• **Stated task**
Lines holding the string "necq" are the ones to copy from this listing.

::::

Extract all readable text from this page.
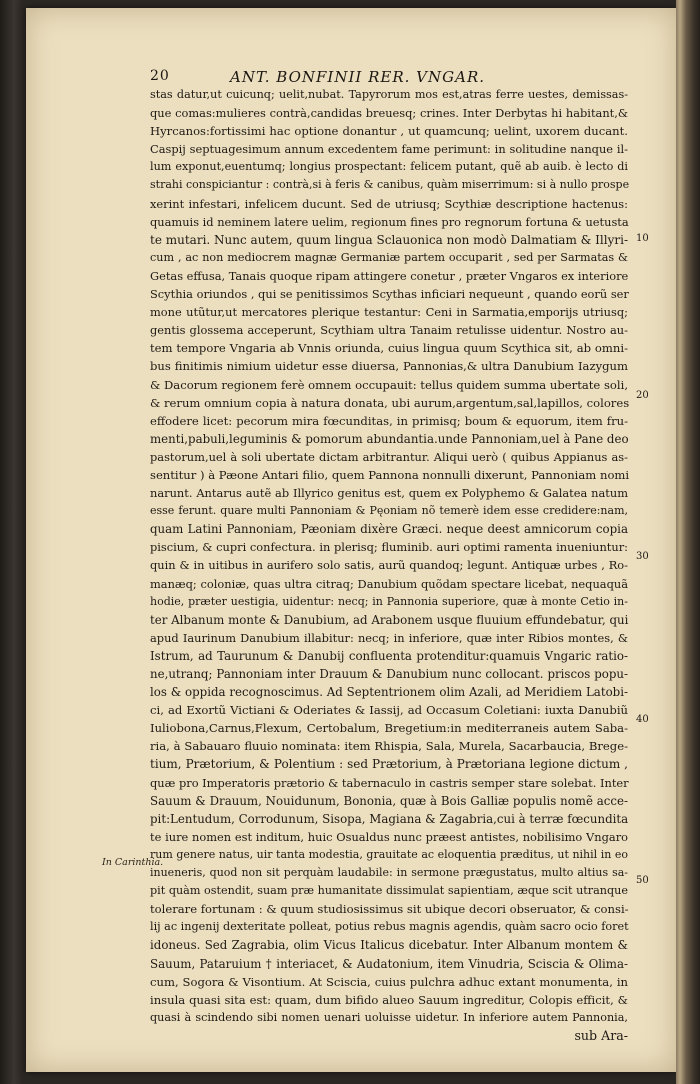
20	ANT. BONFINII RER. VNGAR.
stas datur,ut cuicunq; uelit,nubat. Tapyrorum mos est,atras ferre uestes, demissas-
que comas:mulieres contrà,candidas breuesq; crines. Inter Derbytas hi habitant,&
Hyrcanos:fortissimi hac optione donantur , ut quamcunq; uelint, uxorem ducant.
Caspij septuagesimum annum excedentem fame perimunt: in solitudine nanque il-
lum exponut,euentumq; longius prospectant: felicem putant, quẽ ab auib. è lecto di
strahi conspiciantur : contrà,si à feris & canibus, quàm miserrimum: si à nullo prospe
xerint infestari, infelicem ducunt. Sed de utriusq; Scythiæ descriptione hactenus:
quamuis id neminem latere uelim, regionum fines pro regnorum fortuna & uetusta
te mutari. Nunc autem, quum lingua Sclauonica non modò Dalmatiam & Illyri-
cum , ac non mediocrem magnæ Germaniæ partem occuparit , sed per Sarmatas &
Getas effusa, Tanais quoque ripam attingere conetur , præter Vngaros ex interiore
Scythia oriundos , qui se penitissimos Scythas inficiari nequeunt , quando eorũ ser
mone utũtur,ut mercatores plerique testantur: Ceni in Sarmatia,emporijs utriusq;
gentis glossema acceperunt, Scythiam ultra Tanaim retulisse uidentur. Nostro au-
tem tempore Vngaria ab Vnnis oriunda, cuius lingua quum Scythica sit, ab omni-
bus finitimis nimium uidetur esse diuersa, Pannonias,& ultra Danubium Iazygum
& Dacorum regionem ferè omnem occupauit: tellus quidem summa ubertate soli,
& rerum omnium copia à natura donata, ubi aurum,argentum,sal,lapillos, colores
effodere licet: pecorum mira fœcunditas, in primisq; boum & equorum, item fru-
menti,pabuli,leguminis & pomorum abundantia.unde Pannoniam,uel à Pane deo
pastorum,uel à soli ubertate dictam arbitrantur. Aliqui uerò ( quibus Appianus as-
sentitur ) à Pæone Antari filio, quem Pannona nonnulli dixerunt, Pannoniam nomi
narunt. Antarus autẽ ab Illyrico genitus est, quem ex Polyphemo & Galatea natum
esse ferunt. quare multi Pannoniam & Pęoniam nõ temerè idem esse credidere:nam,
quam Latini Pannoniam, Pæoniam dixère Græci. neque deest amnicorum copia
piscium, & cupri confectura. in plerisq; fluminib. auri optimi ramenta inueniuntur:
quin & in uitibus in aurifero solo satis, aurũ quandoq; legunt. Antiquæ urbes , Ro-
manæq; coloniæ, quas ultra citraq; Danubium quõdam spectare licebat, nequaquã
hodie, præter uestigia, uidentur: necq; in Pannonia superiore, quæ à monte Cetio in-
ter Albanum monte & Danubium, ad Arabonem usque fluuium effundebatur, qui
apud Iaurinum Danubium illabitur: necq; in inferiore, quæ inter Ribios montes, &
Istrum, ad Taurunum & Danubij confluenta protenditur:quamuis Vngaric ratio-
ne,utranq; Pannoniam inter Drauum & Danubium nunc collocant. priscos popu-
los & oppida recognoscimus. Ad Septentrionem olim Azali, ad Meridiem Latobi-
ci, ad Exortũ Victiani & Oderiates & Iassij, ad Occasum Coletiani: iuxta Danubiũ
Iuliobona,Carnus,Flexum, Certobalum, Bregetium:in mediterraneis autem Saba-
ria, à Sabauaro fluuio nominata: item Rhispia, Sala, Murela, Sacarbaucia, Brege-
tium, Prætorium, & Polentium : sed Prætorium, à Prætoriana legione dictum ,
quæ pro Imperatoris prætorio & tabernaculo in castris semper stare solebat. Inter
Sauum & Drauum, Nouidunum, Bononia, quæ à Bois Galliæ populis nomẽ acce-
pit:Lentudum, Corrodunum, Sisopa, Magiana & Zagabria,cui à terræ fœcundita
te iure nomen est inditum, huic Osualdus nunc præest antistes, nobilisimo Vngaro
rum genere natus, uir tanta modestia, grauitate ac eloquentia præditus, ut nihil in eo
inueneris, quod non sit perquàm laudabile: in sermone prægustatus, multo altius sa-
pit quàm ostendit, suam præ humanitate dissimulat sapientiam, æque scit utranque
tolerare fortunam : & quum studiosissimus sit ubique decori obseruator, & consi-
lij ac ingenij dexteritate polleat, potius rebus magnis agendis, quàm sacro ocio foret
idoneus. Sed Zagrabia, olim Vicus Italicus dicebatur. Inter Albanum montem &
Sauum, Pataruium † interiacet, & Audatonium, item Vinudria, Sciscia & Olima-
cum, Sogora & Visontium. At Sciscia, cuius pulchra adhuc extant monumenta, in
insula quasi sita est: quam, dum bifido alueo Sauum ingreditur, Colopis efficit, &
quasi à scindendo sibi nomen uenari uoluisse uidetur. In inferiore autem Pannonia,
sub Ara-
10
20
30
40
50
In Carinthia.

::::

• **Written solution**
hodie, præter uestigia, uidentur: necq; in Pannonia superiore, quæ à monte Cetio in-
apud Iaurinum Danubium illabitur: necq; in inferiore, quæ inter Ribios montes, &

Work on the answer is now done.